━━ Material shown

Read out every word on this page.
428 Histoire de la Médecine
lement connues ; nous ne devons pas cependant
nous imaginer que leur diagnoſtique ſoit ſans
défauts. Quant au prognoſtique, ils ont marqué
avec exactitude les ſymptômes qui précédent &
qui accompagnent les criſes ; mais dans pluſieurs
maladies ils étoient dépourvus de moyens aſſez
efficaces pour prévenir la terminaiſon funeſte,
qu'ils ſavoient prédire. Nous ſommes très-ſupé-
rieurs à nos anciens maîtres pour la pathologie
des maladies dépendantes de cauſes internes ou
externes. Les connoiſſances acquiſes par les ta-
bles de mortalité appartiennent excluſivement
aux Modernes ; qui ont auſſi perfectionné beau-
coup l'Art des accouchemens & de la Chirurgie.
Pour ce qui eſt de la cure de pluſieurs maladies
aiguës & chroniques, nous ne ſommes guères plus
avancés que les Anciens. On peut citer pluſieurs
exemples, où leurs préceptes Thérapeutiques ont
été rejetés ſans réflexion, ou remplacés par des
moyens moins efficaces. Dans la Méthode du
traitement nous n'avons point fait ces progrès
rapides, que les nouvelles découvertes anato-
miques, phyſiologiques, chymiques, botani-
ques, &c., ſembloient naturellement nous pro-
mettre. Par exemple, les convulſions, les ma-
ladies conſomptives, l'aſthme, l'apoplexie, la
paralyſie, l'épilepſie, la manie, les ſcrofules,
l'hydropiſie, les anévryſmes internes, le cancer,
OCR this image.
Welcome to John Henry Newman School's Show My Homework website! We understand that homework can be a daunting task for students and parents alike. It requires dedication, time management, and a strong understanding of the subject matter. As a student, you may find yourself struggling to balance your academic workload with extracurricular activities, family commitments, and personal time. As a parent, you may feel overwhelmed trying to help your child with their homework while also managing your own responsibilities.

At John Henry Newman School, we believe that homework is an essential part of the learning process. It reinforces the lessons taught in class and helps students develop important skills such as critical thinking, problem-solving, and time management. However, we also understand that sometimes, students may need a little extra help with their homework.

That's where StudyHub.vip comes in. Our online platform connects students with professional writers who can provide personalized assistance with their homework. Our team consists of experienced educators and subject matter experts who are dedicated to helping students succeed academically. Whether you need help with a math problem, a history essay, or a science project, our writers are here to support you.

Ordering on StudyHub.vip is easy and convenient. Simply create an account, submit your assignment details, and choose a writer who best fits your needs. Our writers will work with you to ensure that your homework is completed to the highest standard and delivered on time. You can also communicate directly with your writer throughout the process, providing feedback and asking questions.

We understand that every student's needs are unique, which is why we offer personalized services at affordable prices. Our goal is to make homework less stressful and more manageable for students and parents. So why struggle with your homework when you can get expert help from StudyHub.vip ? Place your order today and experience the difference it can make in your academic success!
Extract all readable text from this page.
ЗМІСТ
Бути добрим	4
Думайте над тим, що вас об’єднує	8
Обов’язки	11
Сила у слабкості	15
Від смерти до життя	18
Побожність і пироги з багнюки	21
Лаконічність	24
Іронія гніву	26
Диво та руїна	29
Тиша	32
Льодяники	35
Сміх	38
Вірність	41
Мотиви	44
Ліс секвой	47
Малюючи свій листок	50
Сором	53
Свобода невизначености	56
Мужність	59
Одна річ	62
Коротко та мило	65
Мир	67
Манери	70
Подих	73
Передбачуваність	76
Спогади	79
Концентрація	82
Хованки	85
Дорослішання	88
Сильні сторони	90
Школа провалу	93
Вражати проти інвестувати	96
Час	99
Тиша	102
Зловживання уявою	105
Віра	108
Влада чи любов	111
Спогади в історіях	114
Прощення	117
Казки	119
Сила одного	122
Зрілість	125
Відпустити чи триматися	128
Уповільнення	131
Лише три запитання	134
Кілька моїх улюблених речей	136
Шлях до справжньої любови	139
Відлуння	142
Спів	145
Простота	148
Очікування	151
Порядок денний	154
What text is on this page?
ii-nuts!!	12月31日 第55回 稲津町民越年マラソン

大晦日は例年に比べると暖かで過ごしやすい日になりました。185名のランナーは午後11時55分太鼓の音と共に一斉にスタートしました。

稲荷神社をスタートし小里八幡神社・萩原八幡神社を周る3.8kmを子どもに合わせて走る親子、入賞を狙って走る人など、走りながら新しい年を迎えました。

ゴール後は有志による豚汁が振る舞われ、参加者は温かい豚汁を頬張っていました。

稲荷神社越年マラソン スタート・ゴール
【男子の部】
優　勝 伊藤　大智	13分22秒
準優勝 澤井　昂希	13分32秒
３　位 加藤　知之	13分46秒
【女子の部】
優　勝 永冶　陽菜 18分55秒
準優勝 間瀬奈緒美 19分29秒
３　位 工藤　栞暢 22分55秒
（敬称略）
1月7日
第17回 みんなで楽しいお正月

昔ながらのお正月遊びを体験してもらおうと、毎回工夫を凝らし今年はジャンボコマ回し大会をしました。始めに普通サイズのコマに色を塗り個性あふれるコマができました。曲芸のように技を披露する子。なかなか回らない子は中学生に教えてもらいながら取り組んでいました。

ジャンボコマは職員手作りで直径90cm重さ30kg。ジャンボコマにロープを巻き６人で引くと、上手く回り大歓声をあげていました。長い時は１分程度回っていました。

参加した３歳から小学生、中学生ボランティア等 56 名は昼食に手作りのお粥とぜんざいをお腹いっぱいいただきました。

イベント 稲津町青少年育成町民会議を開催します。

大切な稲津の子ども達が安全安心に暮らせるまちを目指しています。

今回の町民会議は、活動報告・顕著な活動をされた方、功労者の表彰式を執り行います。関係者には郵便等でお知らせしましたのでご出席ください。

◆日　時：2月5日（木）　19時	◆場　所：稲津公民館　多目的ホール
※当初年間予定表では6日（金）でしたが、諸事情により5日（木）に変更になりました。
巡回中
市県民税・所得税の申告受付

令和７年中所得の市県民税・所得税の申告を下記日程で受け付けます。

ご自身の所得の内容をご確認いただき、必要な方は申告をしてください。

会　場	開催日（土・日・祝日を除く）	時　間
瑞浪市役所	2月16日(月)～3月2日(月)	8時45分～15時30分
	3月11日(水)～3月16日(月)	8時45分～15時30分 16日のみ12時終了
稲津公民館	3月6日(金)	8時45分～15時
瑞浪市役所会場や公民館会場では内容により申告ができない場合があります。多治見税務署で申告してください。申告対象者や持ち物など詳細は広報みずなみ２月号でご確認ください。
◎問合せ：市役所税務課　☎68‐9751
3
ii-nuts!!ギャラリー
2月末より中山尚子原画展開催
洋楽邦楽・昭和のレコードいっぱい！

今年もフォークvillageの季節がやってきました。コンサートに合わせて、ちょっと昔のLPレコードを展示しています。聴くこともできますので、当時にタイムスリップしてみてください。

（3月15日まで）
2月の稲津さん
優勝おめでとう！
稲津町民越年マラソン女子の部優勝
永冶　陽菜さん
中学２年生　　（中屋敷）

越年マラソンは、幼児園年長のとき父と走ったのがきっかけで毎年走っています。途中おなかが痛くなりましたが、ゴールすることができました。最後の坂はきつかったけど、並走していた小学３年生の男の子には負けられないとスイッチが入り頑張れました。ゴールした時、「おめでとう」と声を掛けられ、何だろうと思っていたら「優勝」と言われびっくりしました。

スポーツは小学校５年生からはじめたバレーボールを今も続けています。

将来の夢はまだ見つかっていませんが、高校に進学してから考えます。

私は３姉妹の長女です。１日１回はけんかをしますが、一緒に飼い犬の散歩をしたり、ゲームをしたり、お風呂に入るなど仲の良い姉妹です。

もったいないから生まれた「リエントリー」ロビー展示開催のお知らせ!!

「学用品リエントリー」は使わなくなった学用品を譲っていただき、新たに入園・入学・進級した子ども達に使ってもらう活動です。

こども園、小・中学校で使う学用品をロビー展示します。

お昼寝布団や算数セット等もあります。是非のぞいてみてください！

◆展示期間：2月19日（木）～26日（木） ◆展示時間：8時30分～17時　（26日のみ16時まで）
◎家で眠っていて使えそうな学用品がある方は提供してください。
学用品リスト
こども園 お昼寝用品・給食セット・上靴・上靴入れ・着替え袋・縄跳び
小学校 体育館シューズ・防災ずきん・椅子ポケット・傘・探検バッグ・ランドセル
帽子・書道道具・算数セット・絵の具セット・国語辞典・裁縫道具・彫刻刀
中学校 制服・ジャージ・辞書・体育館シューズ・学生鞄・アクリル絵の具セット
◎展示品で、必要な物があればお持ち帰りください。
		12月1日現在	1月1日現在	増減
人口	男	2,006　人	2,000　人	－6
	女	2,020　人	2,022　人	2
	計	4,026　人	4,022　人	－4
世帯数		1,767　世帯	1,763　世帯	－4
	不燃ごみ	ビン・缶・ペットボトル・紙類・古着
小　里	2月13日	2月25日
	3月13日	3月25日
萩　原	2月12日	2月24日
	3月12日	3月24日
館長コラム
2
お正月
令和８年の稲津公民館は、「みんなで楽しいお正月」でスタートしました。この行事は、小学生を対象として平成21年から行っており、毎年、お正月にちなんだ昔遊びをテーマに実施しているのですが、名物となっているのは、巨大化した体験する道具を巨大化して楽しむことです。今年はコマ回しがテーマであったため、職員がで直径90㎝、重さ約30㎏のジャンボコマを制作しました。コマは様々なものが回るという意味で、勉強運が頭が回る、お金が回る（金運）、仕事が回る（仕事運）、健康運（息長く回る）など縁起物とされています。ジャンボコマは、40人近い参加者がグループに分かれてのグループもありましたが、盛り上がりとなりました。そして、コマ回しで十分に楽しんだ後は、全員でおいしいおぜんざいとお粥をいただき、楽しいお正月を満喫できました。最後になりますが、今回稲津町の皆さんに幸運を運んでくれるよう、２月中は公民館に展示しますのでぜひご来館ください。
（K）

━━━━

Scan the records for the string "subject". Copy each line in which it appears.

Welcome to John Henry Newman School's Show My Homework website! We understand that homework can be a daunting task for students and parents alike. It requires dedication, time management, and a strong understanding of the subject matter. As a student, you may find yourself struggling to balance your academic workload with extracurricular activities, family commitments, and personal time. As a parent, you may feel overwhelmed trying to help your child with their homework while also managing your own responsibilities.
That's where StudyHub.vip comes in. Our online platform connects students with professional writers who can provide personalized assistance with their homework. Our team consists of experienced educators and subject matter experts who are dedicated to helping students succeed academically. Whether you need help with a math problem, a history essay, or a science project, our writers are here to support you.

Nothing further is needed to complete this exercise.